■ TASK OBJECTIVE
Scan the listing and work out how many lines contain the word "dessus". Nothing but the number should be given.

-- Start SUPPLIED DATA --

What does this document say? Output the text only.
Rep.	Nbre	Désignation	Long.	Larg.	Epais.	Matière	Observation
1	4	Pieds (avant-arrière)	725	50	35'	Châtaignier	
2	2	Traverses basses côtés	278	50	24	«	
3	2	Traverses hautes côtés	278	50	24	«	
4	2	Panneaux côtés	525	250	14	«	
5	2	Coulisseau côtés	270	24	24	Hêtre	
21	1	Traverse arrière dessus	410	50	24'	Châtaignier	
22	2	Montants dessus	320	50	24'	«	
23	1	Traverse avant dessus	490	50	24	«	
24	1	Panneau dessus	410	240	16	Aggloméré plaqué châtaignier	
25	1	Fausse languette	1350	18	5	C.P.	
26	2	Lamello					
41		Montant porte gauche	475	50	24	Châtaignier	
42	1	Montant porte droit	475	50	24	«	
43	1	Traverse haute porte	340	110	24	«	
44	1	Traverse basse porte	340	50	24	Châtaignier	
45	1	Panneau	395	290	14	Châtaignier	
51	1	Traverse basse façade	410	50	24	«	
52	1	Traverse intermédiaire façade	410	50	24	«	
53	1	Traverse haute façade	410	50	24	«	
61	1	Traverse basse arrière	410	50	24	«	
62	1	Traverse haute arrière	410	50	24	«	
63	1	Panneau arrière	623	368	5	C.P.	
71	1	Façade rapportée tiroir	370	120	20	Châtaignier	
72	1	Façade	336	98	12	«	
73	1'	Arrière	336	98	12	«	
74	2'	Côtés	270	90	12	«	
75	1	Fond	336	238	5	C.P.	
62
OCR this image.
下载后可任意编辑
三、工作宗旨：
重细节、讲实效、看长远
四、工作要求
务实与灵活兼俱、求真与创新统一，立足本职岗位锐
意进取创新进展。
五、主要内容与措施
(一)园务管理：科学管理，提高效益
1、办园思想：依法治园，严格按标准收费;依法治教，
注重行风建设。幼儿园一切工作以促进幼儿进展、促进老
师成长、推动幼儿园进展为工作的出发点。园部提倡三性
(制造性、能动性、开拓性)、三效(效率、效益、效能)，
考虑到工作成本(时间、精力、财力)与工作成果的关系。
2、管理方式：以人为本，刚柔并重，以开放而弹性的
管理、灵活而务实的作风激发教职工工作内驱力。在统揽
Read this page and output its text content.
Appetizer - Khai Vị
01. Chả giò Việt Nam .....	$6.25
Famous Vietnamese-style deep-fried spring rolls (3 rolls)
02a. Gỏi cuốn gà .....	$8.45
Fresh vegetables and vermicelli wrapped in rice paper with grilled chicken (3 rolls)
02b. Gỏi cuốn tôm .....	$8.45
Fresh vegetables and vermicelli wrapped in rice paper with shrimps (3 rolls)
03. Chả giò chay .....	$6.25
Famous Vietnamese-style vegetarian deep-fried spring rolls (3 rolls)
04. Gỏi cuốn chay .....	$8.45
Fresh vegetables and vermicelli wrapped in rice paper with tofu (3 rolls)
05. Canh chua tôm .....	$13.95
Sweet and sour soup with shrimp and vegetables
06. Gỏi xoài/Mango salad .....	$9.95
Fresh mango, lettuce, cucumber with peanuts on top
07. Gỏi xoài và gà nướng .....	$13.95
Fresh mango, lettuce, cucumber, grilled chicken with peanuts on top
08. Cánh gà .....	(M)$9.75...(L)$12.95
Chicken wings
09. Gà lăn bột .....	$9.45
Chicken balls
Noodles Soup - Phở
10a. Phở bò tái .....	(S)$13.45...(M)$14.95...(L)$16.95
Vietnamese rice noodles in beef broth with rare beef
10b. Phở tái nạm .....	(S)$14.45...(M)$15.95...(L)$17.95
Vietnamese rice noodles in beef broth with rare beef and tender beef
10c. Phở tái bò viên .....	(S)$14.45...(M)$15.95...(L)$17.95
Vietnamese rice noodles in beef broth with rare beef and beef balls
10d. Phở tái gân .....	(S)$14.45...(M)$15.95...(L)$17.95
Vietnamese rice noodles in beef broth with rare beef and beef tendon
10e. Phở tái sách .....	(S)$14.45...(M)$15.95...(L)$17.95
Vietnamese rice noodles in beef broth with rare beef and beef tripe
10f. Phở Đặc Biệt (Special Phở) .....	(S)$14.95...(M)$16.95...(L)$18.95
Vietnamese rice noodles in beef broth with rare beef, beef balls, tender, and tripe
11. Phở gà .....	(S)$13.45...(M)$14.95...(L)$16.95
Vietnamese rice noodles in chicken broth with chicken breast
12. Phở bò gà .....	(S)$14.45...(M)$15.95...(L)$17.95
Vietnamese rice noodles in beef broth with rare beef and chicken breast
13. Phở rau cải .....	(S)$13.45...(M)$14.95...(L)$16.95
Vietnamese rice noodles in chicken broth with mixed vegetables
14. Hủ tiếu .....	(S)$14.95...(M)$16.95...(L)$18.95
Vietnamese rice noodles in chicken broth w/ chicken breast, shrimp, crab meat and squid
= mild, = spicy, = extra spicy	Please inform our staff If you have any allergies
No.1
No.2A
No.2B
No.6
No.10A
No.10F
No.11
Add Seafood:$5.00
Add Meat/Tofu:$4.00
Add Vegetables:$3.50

-- End SUPPLIED DATA --

■ ANSWER FOR THIS EXERCISE
4